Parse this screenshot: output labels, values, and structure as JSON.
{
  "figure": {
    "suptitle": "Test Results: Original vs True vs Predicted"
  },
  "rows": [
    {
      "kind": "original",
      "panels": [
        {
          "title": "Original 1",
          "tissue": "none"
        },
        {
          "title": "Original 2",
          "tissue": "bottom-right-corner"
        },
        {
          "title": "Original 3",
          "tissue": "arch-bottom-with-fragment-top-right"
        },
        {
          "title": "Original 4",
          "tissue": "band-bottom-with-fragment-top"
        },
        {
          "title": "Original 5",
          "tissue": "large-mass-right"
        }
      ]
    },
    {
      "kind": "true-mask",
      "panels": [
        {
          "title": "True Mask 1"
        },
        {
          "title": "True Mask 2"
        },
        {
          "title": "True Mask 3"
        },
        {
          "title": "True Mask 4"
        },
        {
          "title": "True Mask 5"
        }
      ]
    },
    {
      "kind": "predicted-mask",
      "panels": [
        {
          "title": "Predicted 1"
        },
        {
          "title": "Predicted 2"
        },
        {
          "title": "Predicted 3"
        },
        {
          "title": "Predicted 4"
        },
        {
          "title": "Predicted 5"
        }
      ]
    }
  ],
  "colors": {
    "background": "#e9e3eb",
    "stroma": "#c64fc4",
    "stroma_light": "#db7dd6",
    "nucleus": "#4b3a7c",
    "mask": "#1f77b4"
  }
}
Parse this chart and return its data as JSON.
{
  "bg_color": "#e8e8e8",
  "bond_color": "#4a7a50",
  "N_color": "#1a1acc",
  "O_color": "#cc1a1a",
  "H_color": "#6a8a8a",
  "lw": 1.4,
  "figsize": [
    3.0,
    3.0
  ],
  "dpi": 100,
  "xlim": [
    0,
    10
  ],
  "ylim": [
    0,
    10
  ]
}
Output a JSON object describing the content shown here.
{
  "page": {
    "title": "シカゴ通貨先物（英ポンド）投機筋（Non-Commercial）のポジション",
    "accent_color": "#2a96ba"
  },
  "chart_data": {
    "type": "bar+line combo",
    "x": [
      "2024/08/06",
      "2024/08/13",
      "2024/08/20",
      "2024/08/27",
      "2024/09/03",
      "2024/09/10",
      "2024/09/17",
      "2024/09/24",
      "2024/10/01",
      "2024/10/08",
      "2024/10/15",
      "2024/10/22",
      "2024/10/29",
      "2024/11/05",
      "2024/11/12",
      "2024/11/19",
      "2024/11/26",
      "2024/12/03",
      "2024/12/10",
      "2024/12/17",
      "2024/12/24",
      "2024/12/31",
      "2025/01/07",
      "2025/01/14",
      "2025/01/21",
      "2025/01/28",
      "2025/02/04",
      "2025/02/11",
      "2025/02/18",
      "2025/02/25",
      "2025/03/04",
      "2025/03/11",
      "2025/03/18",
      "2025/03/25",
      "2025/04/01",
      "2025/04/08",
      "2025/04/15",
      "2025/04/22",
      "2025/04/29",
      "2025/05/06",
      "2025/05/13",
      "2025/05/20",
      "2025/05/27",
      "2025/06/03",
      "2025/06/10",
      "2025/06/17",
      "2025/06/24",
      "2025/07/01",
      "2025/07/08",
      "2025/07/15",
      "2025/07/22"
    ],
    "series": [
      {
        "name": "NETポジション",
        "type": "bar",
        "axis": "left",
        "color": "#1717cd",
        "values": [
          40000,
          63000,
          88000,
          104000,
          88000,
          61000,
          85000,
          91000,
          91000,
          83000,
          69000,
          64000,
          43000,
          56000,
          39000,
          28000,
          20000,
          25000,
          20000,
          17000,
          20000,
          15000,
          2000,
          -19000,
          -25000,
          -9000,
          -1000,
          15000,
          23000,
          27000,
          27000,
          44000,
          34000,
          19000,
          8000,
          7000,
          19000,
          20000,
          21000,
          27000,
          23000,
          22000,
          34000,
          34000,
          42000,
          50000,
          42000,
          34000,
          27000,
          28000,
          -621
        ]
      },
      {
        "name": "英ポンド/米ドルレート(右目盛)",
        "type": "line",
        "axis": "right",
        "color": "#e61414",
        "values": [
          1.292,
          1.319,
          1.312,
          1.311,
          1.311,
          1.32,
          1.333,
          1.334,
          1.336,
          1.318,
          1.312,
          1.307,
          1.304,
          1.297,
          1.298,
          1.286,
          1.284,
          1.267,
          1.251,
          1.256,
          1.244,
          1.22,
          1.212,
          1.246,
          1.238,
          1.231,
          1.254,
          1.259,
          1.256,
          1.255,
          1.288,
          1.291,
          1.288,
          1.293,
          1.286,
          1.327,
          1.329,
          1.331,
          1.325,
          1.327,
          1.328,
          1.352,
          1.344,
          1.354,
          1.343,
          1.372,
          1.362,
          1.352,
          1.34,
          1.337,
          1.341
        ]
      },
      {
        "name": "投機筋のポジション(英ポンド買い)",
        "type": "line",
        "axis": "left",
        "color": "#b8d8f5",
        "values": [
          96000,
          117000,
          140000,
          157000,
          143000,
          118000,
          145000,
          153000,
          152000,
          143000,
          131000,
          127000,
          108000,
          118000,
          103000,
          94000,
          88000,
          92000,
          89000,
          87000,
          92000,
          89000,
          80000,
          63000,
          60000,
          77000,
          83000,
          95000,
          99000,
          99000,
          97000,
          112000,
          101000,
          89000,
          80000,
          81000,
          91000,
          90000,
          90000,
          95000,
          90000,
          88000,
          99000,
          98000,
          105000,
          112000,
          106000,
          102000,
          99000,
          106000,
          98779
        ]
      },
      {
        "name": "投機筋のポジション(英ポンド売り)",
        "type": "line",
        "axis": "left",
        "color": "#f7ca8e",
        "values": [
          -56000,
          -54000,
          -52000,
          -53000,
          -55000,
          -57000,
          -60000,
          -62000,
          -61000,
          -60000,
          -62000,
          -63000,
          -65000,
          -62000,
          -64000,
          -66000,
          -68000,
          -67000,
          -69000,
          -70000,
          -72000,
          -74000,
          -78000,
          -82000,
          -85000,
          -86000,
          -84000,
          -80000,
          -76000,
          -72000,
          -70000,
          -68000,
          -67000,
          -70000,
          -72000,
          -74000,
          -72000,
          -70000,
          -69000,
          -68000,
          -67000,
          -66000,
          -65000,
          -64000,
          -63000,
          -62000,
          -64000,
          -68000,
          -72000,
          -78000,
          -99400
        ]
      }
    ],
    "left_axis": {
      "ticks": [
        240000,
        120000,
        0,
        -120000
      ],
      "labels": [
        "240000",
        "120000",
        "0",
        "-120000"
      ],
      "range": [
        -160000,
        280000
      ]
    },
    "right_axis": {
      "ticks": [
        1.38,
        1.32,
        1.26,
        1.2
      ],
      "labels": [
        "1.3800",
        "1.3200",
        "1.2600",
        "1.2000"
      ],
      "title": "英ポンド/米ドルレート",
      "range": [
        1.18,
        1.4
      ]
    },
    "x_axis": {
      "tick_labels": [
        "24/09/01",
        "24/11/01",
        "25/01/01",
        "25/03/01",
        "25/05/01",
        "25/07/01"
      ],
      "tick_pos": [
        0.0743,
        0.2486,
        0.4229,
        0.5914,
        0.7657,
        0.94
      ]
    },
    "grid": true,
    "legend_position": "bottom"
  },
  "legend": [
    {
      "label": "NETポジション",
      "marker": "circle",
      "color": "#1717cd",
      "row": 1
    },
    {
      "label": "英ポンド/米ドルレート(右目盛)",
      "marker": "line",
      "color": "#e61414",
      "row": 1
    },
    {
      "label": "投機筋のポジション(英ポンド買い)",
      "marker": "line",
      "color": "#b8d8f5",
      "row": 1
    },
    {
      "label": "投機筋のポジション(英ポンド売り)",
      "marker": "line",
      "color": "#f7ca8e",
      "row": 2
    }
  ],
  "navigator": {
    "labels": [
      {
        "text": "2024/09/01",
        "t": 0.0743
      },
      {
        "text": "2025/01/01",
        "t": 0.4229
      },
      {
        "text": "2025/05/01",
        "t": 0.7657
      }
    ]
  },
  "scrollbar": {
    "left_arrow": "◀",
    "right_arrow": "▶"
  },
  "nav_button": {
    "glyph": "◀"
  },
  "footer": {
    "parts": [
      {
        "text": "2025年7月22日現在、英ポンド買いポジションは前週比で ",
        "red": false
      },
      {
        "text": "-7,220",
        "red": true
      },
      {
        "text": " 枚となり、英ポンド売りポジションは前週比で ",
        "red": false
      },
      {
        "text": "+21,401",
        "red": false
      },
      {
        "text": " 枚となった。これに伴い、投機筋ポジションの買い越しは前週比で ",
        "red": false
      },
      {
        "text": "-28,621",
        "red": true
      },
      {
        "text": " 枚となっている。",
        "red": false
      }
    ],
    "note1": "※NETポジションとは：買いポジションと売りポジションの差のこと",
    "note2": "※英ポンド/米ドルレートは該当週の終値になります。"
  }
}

▬▬▬▬▬▬▬▬▬▬

- _Instructions to follow_: Every line above that contains the word "fragment" should be reported.

- _Correct response_:
          "tissue": "arch-bottom-with-fragment-top-right"
          "tissue": "band-bottom-with-fragment-top"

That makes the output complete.